--- Records shown ---
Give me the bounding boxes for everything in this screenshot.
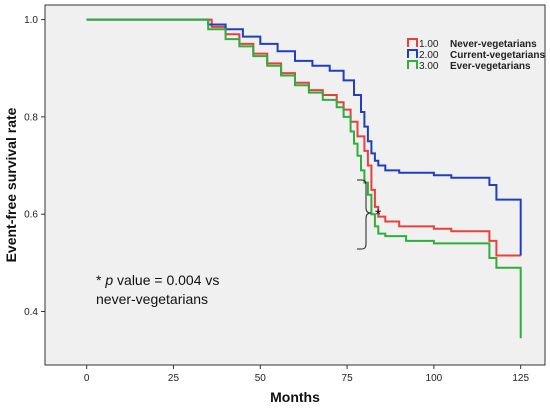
legend-swatch bbox=[407, 49, 418, 58]
y-tick-label: 0.4 bbox=[24, 307, 38, 318]
legend-code: 2.00 bbox=[419, 50, 439, 61]
significance-bracket bbox=[357, 179, 372, 250]
x-tick-label: 100 bbox=[426, 373, 443, 384]
y-axis-title: Event-free survival rate bbox=[3, 107, 19, 262]
survival-line-current-vegetarians bbox=[86, 18, 522, 256]
y-tick-label: 1.0 bbox=[24, 15, 38, 26]
x-axis-title: Months bbox=[270, 389, 320, 405]
axis-ticks: 0 25 50 75 100 125 0.4 0.6 0.8 1.0 bbox=[24, 15, 529, 384]
plot-area bbox=[44, 4, 546, 366]
legend-code: 1.00 bbox=[419, 39, 439, 50]
survival-curves bbox=[86, 18, 522, 339]
p-value-annotation: * p value = 0.004 vs bbox=[96, 272, 219, 288]
legend-label: Never-vegetarians bbox=[450, 39, 537, 50]
x-tick-label: 0 bbox=[84, 373, 90, 384]
survival-line-ever-vegetarians bbox=[86, 18, 522, 339]
annotation-prefix: * bbox=[96, 272, 105, 288]
x-tick-label: 75 bbox=[342, 373, 354, 384]
annotation-p: p bbox=[104, 272, 113, 288]
legend-swatch bbox=[407, 38, 418, 47]
x-tick-label: 25 bbox=[168, 373, 180, 384]
legend-code: 3.00 bbox=[419, 61, 439, 72]
y-tick-label: 0.6 bbox=[24, 210, 38, 221]
p-value-annotation-line2: never-vegetarians bbox=[96, 291, 208, 307]
x-tick-label: 50 bbox=[255, 373, 267, 384]
y-tick-label: 0.8 bbox=[24, 112, 38, 123]
legend-swatch bbox=[407, 60, 418, 69]
legend-label: Current-vegetarians bbox=[450, 50, 545, 61]
legend: 1.00 Never-vegetarians 2.00 Current-vegetar… bbox=[407, 38, 545, 72]
legend-label: Ever-vegetarians bbox=[450, 61, 531, 72]
x-tick-label: 125 bbox=[512, 373, 529, 384]
annotation-suffix: value = 0.004 vs bbox=[113, 272, 219, 288]
significance-star: * bbox=[375, 207, 381, 224]
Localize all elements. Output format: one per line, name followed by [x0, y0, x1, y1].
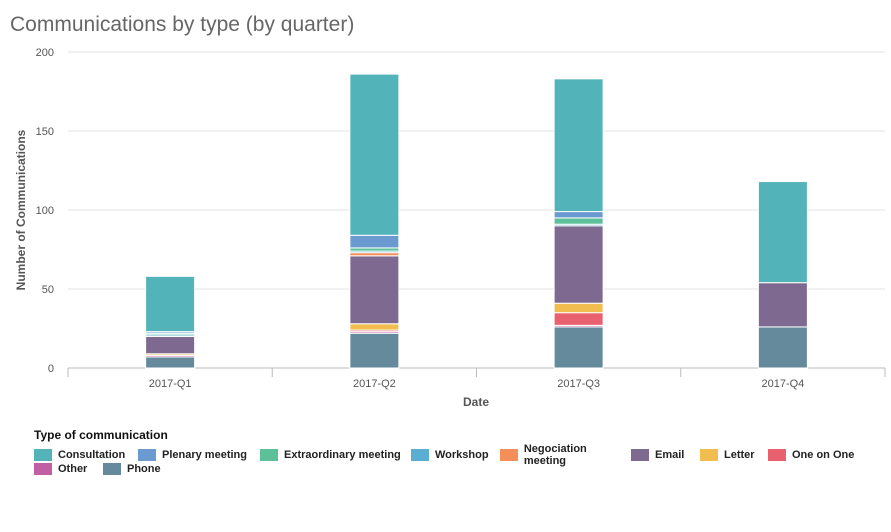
legend-label: Negociation meeting [523, 443, 587, 467]
legend-swatch [103, 463, 121, 475]
bar-segment[interactable] [145, 356, 196, 369]
legend-label: Plenary meeting [162, 449, 247, 461]
bar-segment[interactable] [553, 312, 604, 326]
bar-segment[interactable] [553, 326, 604, 369]
legend-title: Type of communication [34, 428, 168, 442]
legend-label: One on One [792, 449, 855, 461]
y-tick-label: 200 [36, 47, 54, 59]
x-tick-label: 2017-Q2 [353, 378, 396, 390]
legend-item[interactable]: Workshop [411, 448, 500, 462]
legend-label: Consultation [58, 449, 126, 461]
y-axis-title: Number of Communications [14, 129, 28, 290]
legend: Type of communication Consultation Plenar… [34, 428, 884, 476]
legend-items: Consultation Plenary meeting Extraordinary… [34, 443, 884, 476]
legend-label: Extraordinary meeting [284, 449, 401, 461]
legend-swatch [700, 449, 718, 461]
chart-title: Communications by type (by quarter) [10, 13, 355, 36]
bar-segment[interactable] [145, 335, 196, 355]
legend-swatch [34, 449, 52, 461]
bar-segment[interactable] [349, 73, 400, 236]
legend-item[interactable]: Plenary meeting [138, 448, 260, 462]
legend-swatch [631, 449, 649, 461]
x-axis-title: Date [463, 395, 489, 409]
bars [145, 73, 808, 369]
bar-segment[interactable] [349, 332, 400, 369]
bar-segment[interactable] [757, 326, 808, 369]
legend-label: Email [655, 449, 685, 461]
legend-swatch [34, 463, 52, 475]
bar-segment[interactable] [349, 323, 400, 331]
legend-swatch [260, 449, 278, 461]
legend-item[interactable]: Negociation meeting [500, 443, 631, 467]
bar-segment[interactable] [757, 282, 808, 328]
legend-label: Phone [127, 463, 161, 475]
legend-item[interactable]: Consultation [34, 448, 138, 462]
legend-label: Letter [724, 449, 755, 461]
x-tick-label: 2017-Q3 [557, 378, 600, 390]
bar-segment[interactable] [553, 302, 604, 314]
bar-segment[interactable] [757, 181, 808, 284]
x-tick-label: 2017-Q4 [761, 378, 804, 390]
legend-item[interactable]: Letter [700, 448, 768, 462]
axes: 0 50 100 150 200 2017-Q1 2017-Q2 2017-Q3 2017-Q4 [36, 47, 886, 390]
bar-segment[interactable] [553, 225, 604, 304]
legend-label: Workshop [435, 449, 489, 461]
bar-segment[interactable] [349, 234, 400, 249]
legend-item[interactable]: Extraordinary meeting [260, 448, 411, 462]
y-tick-label: 150 [36, 126, 54, 138]
legend-item[interactable]: Email [631, 448, 700, 462]
y-tick-label: 0 [48, 363, 54, 375]
bar-segment[interactable] [553, 217, 604, 225]
bar-segment[interactable] [553, 78, 604, 213]
legend-item[interactable]: Other [34, 462, 103, 476]
legend-swatch [768, 449, 786, 461]
legend-item[interactable]: Phone [103, 462, 173, 476]
x-tick-label: 2017-Q1 [149, 378, 192, 390]
legend-label: Other [58, 463, 88, 475]
y-tick-label: 100 [36, 205, 54, 217]
bar-segment[interactable] [553, 211, 604, 219]
legend-item[interactable]: One on One [768, 448, 858, 462]
bar-segment[interactable] [145, 275, 196, 333]
legend-swatch [411, 449, 429, 461]
y-tick-label: 50 [42, 284, 54, 296]
legend-swatch [138, 449, 156, 461]
chart-plot: 0 50 100 150 200 2017-Q1 2017-Q2 2017-Q3 2017-Q4… [14, 47, 886, 409]
legend-swatch [500, 449, 518, 461]
bar-segment[interactable] [349, 255, 400, 325]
---
Directive: Write out the records above again with "legend-swatch" replaced by "legend-marker" wherever it occurs, keeping every other character the same. Leave out the pictures.

Final answer:
Give me the bounding boxes for everything in this screenshot.
legend-marker bbox=[407, 49, 418, 58]
y-tick-label: 0.4 bbox=[24, 307, 38, 318]
legend-code: 2.00 bbox=[419, 50, 439, 61]
significance-bracket bbox=[357, 179, 372, 250]
x-tick-label: 100 bbox=[426, 373, 443, 384]
y-axis-title: Event-free survival rate bbox=[3, 107, 19, 262]
survival-line-current-vegetarians bbox=[86, 18, 522, 256]
y-tick-label: 1.0 bbox=[24, 15, 38, 26]
x-axis-title: Months bbox=[270, 389, 320, 405]
axis-ticks: 0 25 50 75 100 125 0.4 0.6 0.8 1.0 bbox=[24, 15, 529, 384]
plot-area bbox=[44, 4, 546, 366]
legend-code: 1.00 bbox=[419, 39, 439, 50]
survival-curves bbox=[86, 18, 522, 339]
p-value-annotation: * p value = 0.004 vs bbox=[96, 272, 219, 288]
legend-label: Never-vegetarians bbox=[450, 39, 537, 50]
x-tick-label: 0 bbox=[84, 373, 90, 384]
survival-line-ever-vegetarians bbox=[86, 18, 522, 339]
annotation-prefix: * bbox=[96, 272, 105, 288]
x-tick-label: 75 bbox=[342, 373, 354, 384]
annotation-p: p bbox=[104, 272, 113, 288]
legend-marker bbox=[407, 38, 418, 47]
x-tick-label: 25 bbox=[168, 373, 180, 384]
legend-code: 3.00 bbox=[419, 61, 439, 72]
y-tick-label: 0.6 bbox=[24, 210, 38, 221]
p-value-annotation-line2: never-vegetarians bbox=[96, 291, 208, 307]
x-tick-label: 50 bbox=[255, 373, 267, 384]
y-tick-label: 0.8 bbox=[24, 112, 38, 123]
legend-marker bbox=[407, 60, 418, 69]
legend-label: Current-vegetarians bbox=[450, 50, 545, 61]
legend: 1.00 Never-vegetarians 2.00 Current-vegetar… bbox=[407, 38, 545, 72]
legend-label: Ever-vegetarians bbox=[450, 61, 531, 72]
x-tick-label: 125 bbox=[512, 373, 529, 384]
annotation-suffix: value = 0.004 vs bbox=[113, 272, 219, 288]
significance-star: * bbox=[375, 207, 381, 224]
Localize all elements. Output format: one per line, name followed by [x0, y0, x1, y1].
legend-label: Negociation meeting [523, 443, 587, 467]
legend-marker [103, 463, 121, 475]
bar-segment[interactable] [145, 356, 196, 369]
legend-label: Plenary meeting [162, 449, 247, 461]
bar-segment[interactable] [553, 312, 604, 326]
bar-segment[interactable] [553, 326, 604, 369]
legend-title: Type of communication [34, 428, 168, 442]
legend-label: One on One [792, 449, 855, 461]
y-tick-label: 200 [36, 47, 54, 59]
x-tick-label: 2017-Q2 [353, 378, 396, 390]
legend-item[interactable]: Workshop [411, 448, 500, 462]
legend-label: Consultation [58, 449, 126, 461]
y-axis-title: Number of Communications [14, 129, 28, 290]
legend: Type of communication Consultation Plenar… [34, 428, 884, 476]
legend-items: Consultation Plenary meeting Extraordinary… [34, 443, 884, 476]
legend-label: Extraordinary meeting [284, 449, 401, 461]
legend-marker [700, 449, 718, 461]
chart-title: Communications by type (by quarter) [10, 13, 355, 36]
bar-segment[interactable] [145, 335, 196, 355]
legend-marker [34, 449, 52, 461]
bar-segment[interactable] [349, 73, 400, 236]
legend-item[interactable]: Plenary meeting [138, 448, 260, 462]
legend-marker [631, 449, 649, 461]
x-axis-title: Date [463, 395, 489, 409]
bars [145, 73, 808, 369]
bar-segment[interactable] [349, 332, 400, 369]
bar-segment[interactable] [757, 326, 808, 369]
legend-label: Email [655, 449, 685, 461]
legend-marker [34, 463, 52, 475]
bar-segment[interactable] [349, 323, 400, 331]
legend-marker [260, 449, 278, 461]
legend-item[interactable]: Negociation meeting [500, 443, 631, 467]
bar-segment[interactable] [757, 282, 808, 328]
legend-label: Phone [127, 463, 161, 475]
legend-item[interactable]: Consultation [34, 448, 138, 462]
legend-label: Letter [724, 449, 755, 461]
x-tick-label: 2017-Q3 [557, 378, 600, 390]
bar-segment[interactable] [553, 302, 604, 314]
bar-segment[interactable] [757, 181, 808, 284]
x-tick-label: 2017-Q4 [761, 378, 804, 390]
legend-item[interactable]: Letter [700, 448, 768, 462]
axes: 0 50 100 150 200 2017-Q1 2017-Q2 2017-Q3 2017-Q4 [36, 47, 886, 390]
bar-segment[interactable] [553, 225, 604, 304]
legend-label: Workshop [435, 449, 489, 461]
bar-segment[interactable] [349, 234, 400, 249]
legend-item[interactable]: Extraordinary meeting [260, 448, 411, 462]
y-tick-label: 150 [36, 126, 54, 138]
legend-item[interactable]: Email [631, 448, 700, 462]
y-tick-label: 0 [48, 363, 54, 375]
bar-segment[interactable] [553, 217, 604, 225]
bar-segment[interactable] [553, 78, 604, 213]
legend-item[interactable]: Other [34, 462, 103, 476]
legend-marker [768, 449, 786, 461]
legend-item[interactable]: Phone [103, 462, 173, 476]
x-tick-label: 2017-Q1 [149, 378, 192, 390]
legend-label: Other [58, 463, 88, 475]
y-tick-label: 100 [36, 205, 54, 217]
bar-segment[interactable] [553, 211, 604, 219]
legend-item[interactable]: One on One [768, 448, 858, 462]
bar-segment[interactable] [145, 275, 196, 333]
legend-marker [411, 449, 429, 461]
y-tick-label: 50 [42, 284, 54, 296]
legend-marker [138, 449, 156, 461]
chart-plot: 0 50 100 150 200 2017-Q1 2017-Q2 2017-Q3 2017-Q4… [14, 47, 886, 409]
legend-marker [500, 449, 518, 461]
bar-segment[interactable] [349, 255, 400, 325]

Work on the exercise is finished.